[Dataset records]
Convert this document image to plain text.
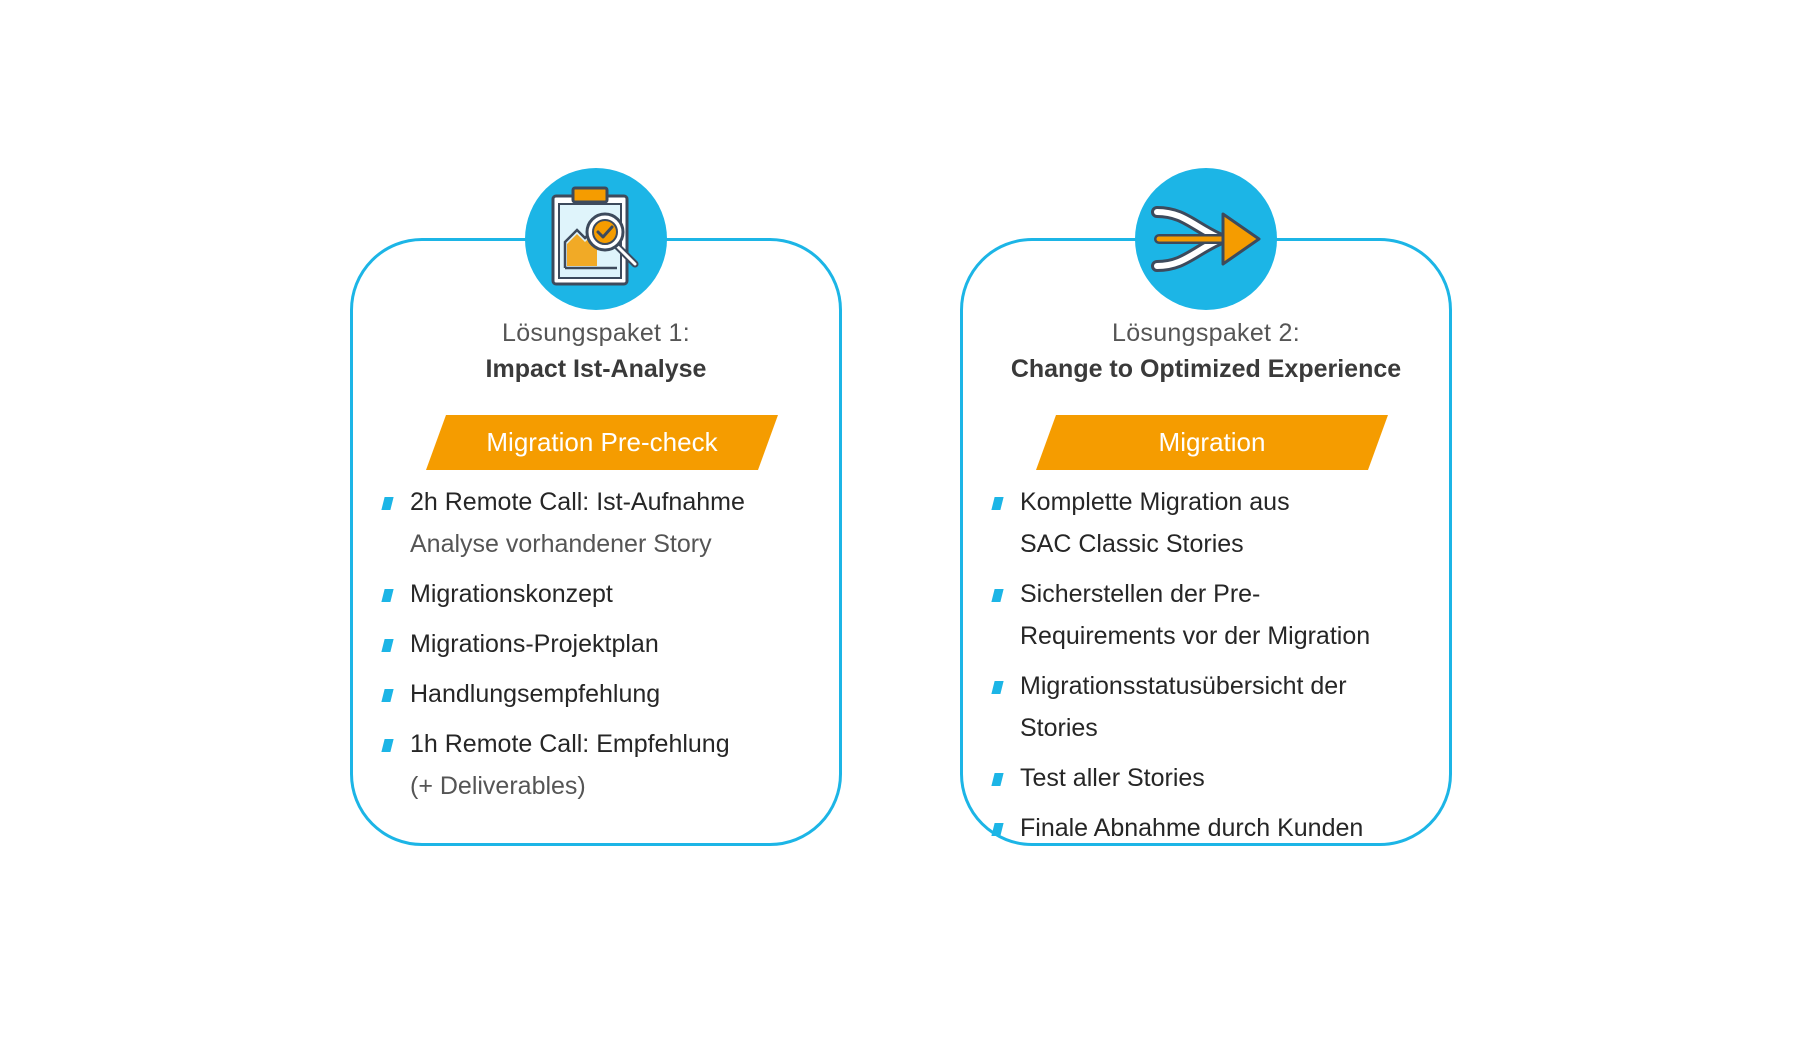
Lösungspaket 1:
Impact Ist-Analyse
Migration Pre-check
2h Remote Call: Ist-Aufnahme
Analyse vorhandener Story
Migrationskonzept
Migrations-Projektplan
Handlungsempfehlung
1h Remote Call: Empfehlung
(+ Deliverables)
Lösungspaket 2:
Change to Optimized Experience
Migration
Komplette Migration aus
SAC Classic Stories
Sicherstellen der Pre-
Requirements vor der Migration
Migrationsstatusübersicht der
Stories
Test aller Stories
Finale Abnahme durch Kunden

[BRIEF]: Select every line of the material above holding the word "Call" and copy it.

[RESPONSE BELOW]:
2h Remote Call: Ist-Aufnahme
1h Remote Call: Empfehlung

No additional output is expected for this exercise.